# Records from a collection:
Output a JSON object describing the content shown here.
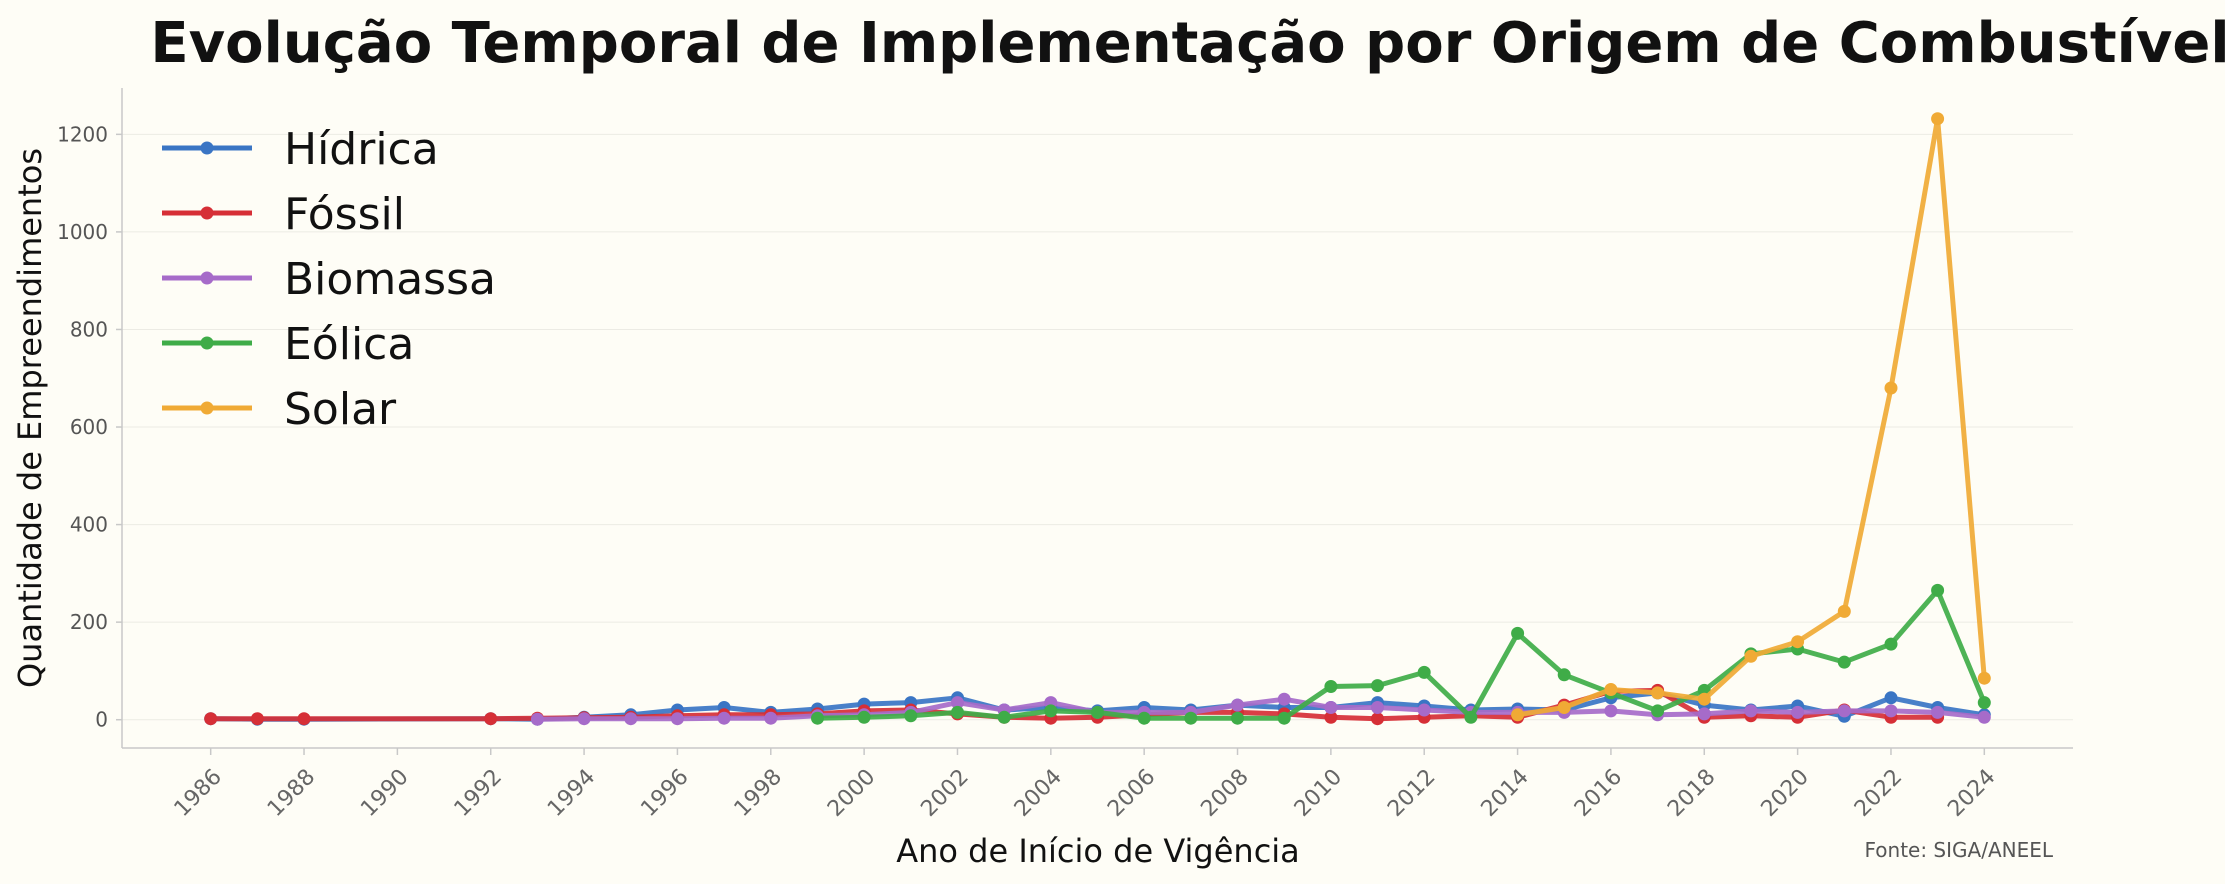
{
  "chart_data": {
    "type": "line",
    "title": "Evolução Temporal de Implementação por Origem de Combustível",
    "xlabel": "Ano de Início de Vigência",
    "ylabel": "Quantidade de Empreendimentos",
    "source": "Fonte: SIGA/ANEEL",
    "xlim": [
      1984.1,
      2025.9
    ],
    "ylim": [
      -58,
      1295
    ],
    "xticks": [
      1986,
      1988,
      1990,
      1992,
      1994,
      1996,
      1998,
      2000,
      2002,
      2004,
      2006,
      2008,
      2010,
      2012,
      2014,
      2016,
      2018,
      2020,
      2022,
      2024
    ],
    "yticks": [
      0,
      200,
      400,
      600,
      800,
      1000,
      1200
    ],
    "grid": "horizontal",
    "legend_position": "top-left",
    "series": [
      {
        "name": "Hídrica",
        "color": "#3a75c4",
        "points": [
          [
            1986,
            2
          ],
          [
            1987,
            1
          ],
          [
            1988,
            1
          ],
          [
            1992,
            2
          ],
          [
            1993,
            1
          ],
          [
            1994,
            5
          ],
          [
            1995,
            10
          ],
          [
            1996,
            20
          ],
          [
            1997,
            25
          ],
          [
            1998,
            15
          ],
          [
            1999,
            22
          ],
          [
            2000,
            32
          ],
          [
            2001,
            35
          ],
          [
            2002,
            45
          ],
          [
            2003,
            20
          ],
          [
            2004,
            25
          ],
          [
            2005,
            18
          ],
          [
            2006,
            25
          ],
          [
            2007,
            20
          ],
          [
            2008,
            30
          ],
          [
            2009,
            25
          ],
          [
            2010,
            25
          ],
          [
            2011,
            35
          ],
          [
            2012,
            28
          ],
          [
            2013,
            20
          ],
          [
            2014,
            22
          ],
          [
            2015,
            20
          ],
          [
            2016,
            45
          ],
          [
            2017,
            55
          ],
          [
            2018,
            30
          ],
          [
            2019,
            20
          ],
          [
            2020,
            28
          ],
          [
            2021,
            7
          ],
          [
            2022,
            45
          ],
          [
            2023,
            25
          ],
          [
            2024,
            10
          ]
        ]
      },
      {
        "name": "Fóssil",
        "color": "#d62f36",
        "points": [
          [
            1986,
            2
          ],
          [
            1987,
            2
          ],
          [
            1988,
            2
          ],
          [
            1992,
            2
          ],
          [
            1993,
            3
          ],
          [
            1994,
            4
          ],
          [
            1995,
            5
          ],
          [
            1996,
            8
          ],
          [
            1997,
            10
          ],
          [
            1998,
            10
          ],
          [
            1999,
            12
          ],
          [
            2000,
            18
          ],
          [
            2001,
            20
          ],
          [
            2002,
            12
          ],
          [
            2003,
            5
          ],
          [
            2004,
            3
          ],
          [
            2005,
            5
          ],
          [
            2006,
            10
          ],
          [
            2007,
            15
          ],
          [
            2008,
            15
          ],
          [
            2009,
            12
          ],
          [
            2010,
            5
          ],
          [
            2011,
            2
          ],
          [
            2012,
            5
          ],
          [
            2013,
            8
          ],
          [
            2014,
            5
          ],
          [
            2015,
            30
          ],
          [
            2016,
            58
          ],
          [
            2017,
            60
          ],
          [
            2018,
            5
          ],
          [
            2019,
            8
          ],
          [
            2020,
            5
          ],
          [
            2021,
            20
          ],
          [
            2022,
            5
          ],
          [
            2023,
            5
          ]
        ]
      },
      {
        "name": "Biomassa",
        "color": "#a66bc9",
        "points": [
          [
            1993,
            1
          ],
          [
            1994,
            2
          ],
          [
            1995,
            2
          ],
          [
            1996,
            2
          ],
          [
            1997,
            3
          ],
          [
            1998,
            3
          ],
          [
            1999,
            8
          ],
          [
            2000,
            10
          ],
          [
            2001,
            15
          ],
          [
            2002,
            35
          ],
          [
            2003,
            20
          ],
          [
            2004,
            35
          ],
          [
            2005,
            15
          ],
          [
            2006,
            15
          ],
          [
            2007,
            15
          ],
          [
            2008,
            30
          ],
          [
            2009,
            42
          ],
          [
            2010,
            25
          ],
          [
            2011,
            25
          ],
          [
            2012,
            20
          ],
          [
            2013,
            15
          ],
          [
            2014,
            15
          ],
          [
            2015,
            15
          ],
          [
            2016,
            18
          ],
          [
            2017,
            10
          ],
          [
            2018,
            12
          ],
          [
            2019,
            18
          ],
          [
            2020,
            15
          ],
          [
            2021,
            18
          ],
          [
            2022,
            18
          ],
          [
            2023,
            15
          ],
          [
            2024,
            5
          ]
        ]
      },
      {
        "name": "Eólica",
        "color": "#3fac48",
        "points": [
          [
            1999,
            3
          ],
          [
            2000,
            5
          ],
          [
            2001,
            8
          ],
          [
            2002,
            15
          ],
          [
            2003,
            5
          ],
          [
            2004,
            18
          ],
          [
            2005,
            15
          ],
          [
            2006,
            3
          ],
          [
            2007,
            3
          ],
          [
            2008,
            3
          ],
          [
            2009,
            3
          ],
          [
            2010,
            68
          ],
          [
            2011,
            70
          ],
          [
            2012,
            97
          ],
          [
            2013,
            5
          ],
          [
            2014,
            177
          ],
          [
            2015,
            92
          ],
          [
            2016,
            55
          ],
          [
            2017,
            18
          ],
          [
            2018,
            60
          ],
          [
            2019,
            135
          ],
          [
            2020,
            145
          ],
          [
            2021,
            118
          ],
          [
            2022,
            155
          ],
          [
            2023,
            265
          ],
          [
            2024,
            35
          ]
        ]
      },
      {
        "name": "Solar",
        "color": "#f0aa35",
        "points": [
          [
            2014,
            10
          ],
          [
            2015,
            25
          ],
          [
            2016,
            62
          ],
          [
            2017,
            55
          ],
          [
            2018,
            42
          ],
          [
            2019,
            130
          ],
          [
            2020,
            160
          ],
          [
            2021,
            222
          ],
          [
            2022,
            680
          ],
          [
            2023,
            1232
          ],
          [
            2024,
            85
          ]
        ]
      }
    ]
  }
}
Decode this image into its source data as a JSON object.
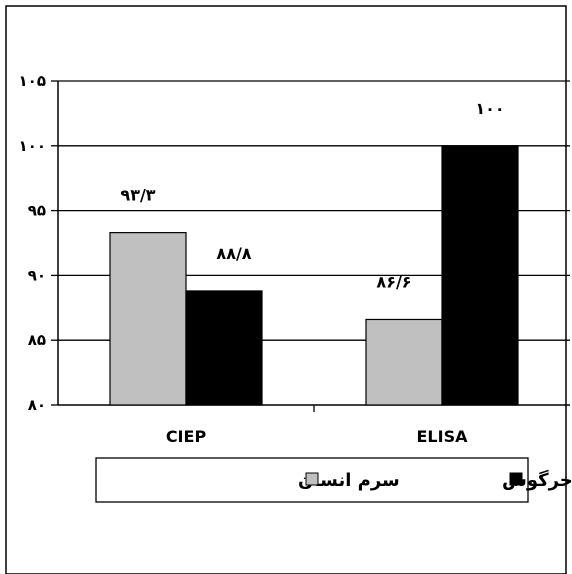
{
  "chart_data": {
    "type": "bar",
    "categories": [
      "CIEP",
      "ELISA"
    ],
    "series": [
      {
        "name": "سرم انسان",
        "values": [
          93.3,
          86.6
        ],
        "labels": [
          "۹۳/۳",
          "۸۶/۶"
        ],
        "color": "#c0c0c0"
      },
      {
        "name": "سرم خرگوش",
        "values": [
          88.8,
          100
        ],
        "labels": [
          "۸۸/۸",
          "۱۰۰"
        ],
        "color": "#000000"
      }
    ],
    "ylim": [
      80,
      105
    ],
    "yticks": [
      80,
      85,
      90,
      95,
      100,
      105
    ],
    "ytick_labels": [
      "۸۰",
      "۸۵",
      "۹۰",
      "۹۵",
      "۱۰۰",
      "۱۰۵"
    ],
    "grid": true,
    "legend_position": "bottom"
  }
}
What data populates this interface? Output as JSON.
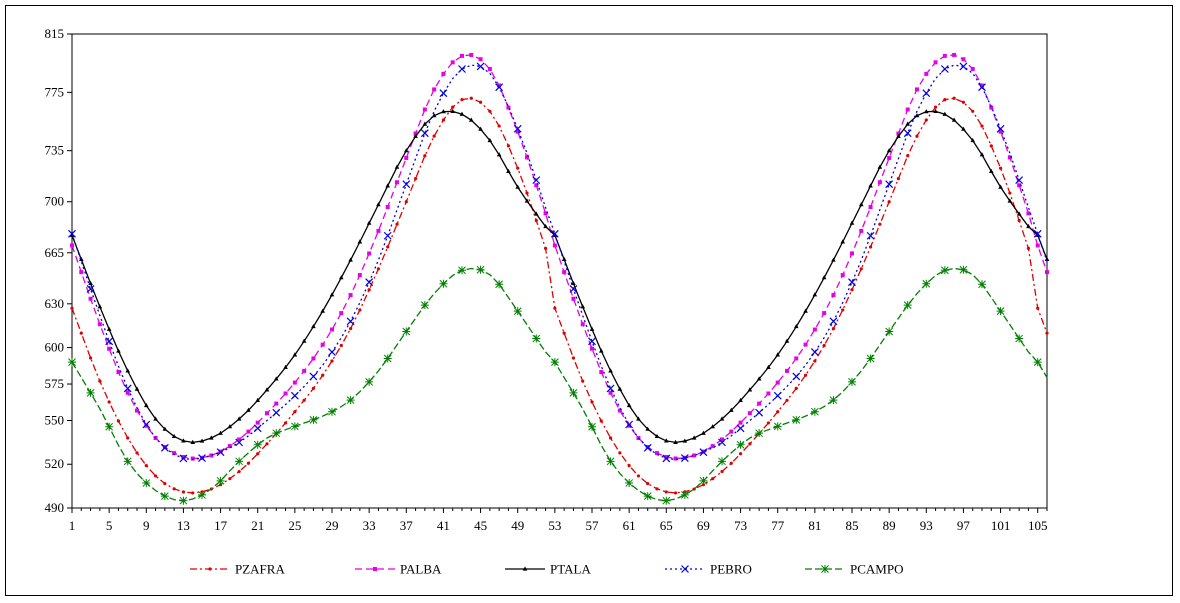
{
  "chart_data": {
    "type": "line",
    "title": "",
    "xlabel": "",
    "ylabel": "",
    "xlim": [
      1,
      106
    ],
    "ylim": [
      490,
      815
    ],
    "y_ticks": [
      490,
      520,
      550,
      575,
      600,
      630,
      665,
      700,
      735,
      775,
      815
    ],
    "x_ticks": [
      1,
      5,
      9,
      13,
      17,
      21,
      25,
      29,
      33,
      37,
      41,
      45,
      49,
      53,
      57,
      61,
      65,
      69,
      73,
      77,
      81,
      85,
      89,
      93,
      97,
      101,
      105
    ],
    "grid": false,
    "legend_position": "bottom",
    "period": 52,
    "keypoints_x": [
      1,
      4,
      7,
      10,
      13,
      16,
      19,
      22,
      25,
      28,
      31,
      34,
      37,
      40,
      43,
      46,
      49,
      52,
      53
    ],
    "series": [
      {
        "name": "PZAFRA",
        "color": "#e00000",
        "dash": "7,3,2,3",
        "marker": "dot",
        "keypoints_y": [
          627,
          577,
          538,
          512,
          501,
          503,
          515,
          534,
          556,
          581,
          613,
          654,
          700,
          745,
          770,
          762,
          723,
          668,
          648
        ]
      },
      {
        "name": "PALBA",
        "color": "#e600e6",
        "dash": "7,4",
        "marker": "square",
        "keypoints_y": [
          670,
          616,
          569,
          538,
          525,
          526,
          537,
          555,
          576,
          602,
          636,
          680,
          730,
          777,
          800,
          791,
          748,
          692,
          672
        ]
      },
      {
        "name": "PTALA",
        "color": "#000000",
        "dash": "",
        "marker": "triangle",
        "keypoints_y": [
          677,
          628,
          584,
          551,
          536,
          538,
          551,
          571,
          595,
          625,
          660,
          698,
          735,
          759,
          760,
          742,
          710,
          683,
          676
        ]
      },
      {
        "name": "PEBRO",
        "color": "#0000dd",
        "dash": "2,3",
        "marker": "x",
        "keypoints_y": [
          678,
          622,
          572,
          538,
          524,
          526,
          535,
          550,
          567,
          588,
          618,
          660,
          712,
          762,
          791,
          788,
          750,
          696,
          676
        ]
      },
      {
        "name": "PCAMPO",
        "color": "#008000",
        "dash": "7,3",
        "marker": "star",
        "keypoints_y": [
          590,
          558,
          522,
          502,
          495,
          503,
          522,
          538,
          546,
          553,
          564,
          584,
          611,
          637,
          653,
          650,
          625,
          597,
          590
        ]
      }
    ]
  }
}
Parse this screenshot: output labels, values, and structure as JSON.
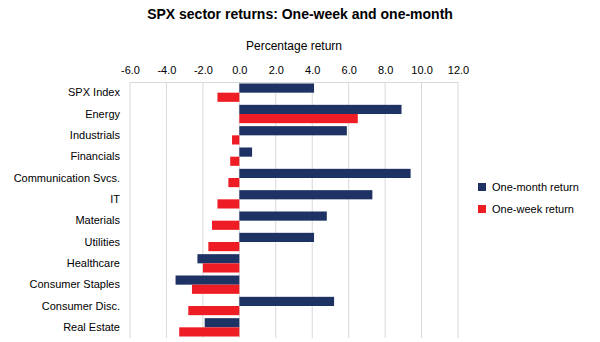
{
  "chart_data": {
    "type": "bar",
    "orientation": "horizontal",
    "title": "SPX sector returns: One-week and one-month",
    "xlabel": "Percentage return",
    "categories": [
      "SPX Index",
      "Energy",
      "Industrials",
      "Financials",
      "Communication Svcs.",
      "IT",
      "Materials",
      "Utilities",
      "Healthcare",
      "Consumer Staples",
      "Consumer Disc.",
      "Real Estate"
    ],
    "series": [
      {
        "name": "One-month return",
        "color": "#1f3264",
        "values": [
          4.1,
          8.9,
          5.9,
          0.7,
          9.4,
          7.3,
          4.8,
          4.1,
          -2.3,
          -3.5,
          5.2,
          -1.9
        ]
      },
      {
        "name": "One-week return",
        "color": "#ee1c25",
        "values": [
          -1.2,
          6.5,
          -0.4,
          -0.5,
          -0.6,
          -1.2,
          -1.5,
          -1.7,
          -2.0,
          -2.6,
          -2.8,
          -3.3
        ]
      }
    ],
    "xlim": [
      -6,
      12
    ],
    "xticks": [
      {
        "value": -6,
        "label": "-6.0"
      },
      {
        "value": -4,
        "label": "-4.0"
      },
      {
        "value": -2,
        "label": "-2.0"
      },
      {
        "value": 0,
        "label": "0.0"
      },
      {
        "value": 2,
        "label": "2.0"
      },
      {
        "value": 4,
        "label": "4.0"
      },
      {
        "value": 6,
        "label": "6.0"
      },
      {
        "value": 8,
        "label": "8.0"
      },
      {
        "value": 10,
        "label": "10.0"
      },
      {
        "value": 12,
        "label": "12.0"
      }
    ],
    "grid": true,
    "legend": "right"
  }
}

# Aim:
Filter the records, keeping only lines that contain "marker", and show those lines.

# Response for this exercise:
        "marker": "dot",
        "marker": "square",
        "marker": "triangle",
        "marker": "x",
        "marker": "star",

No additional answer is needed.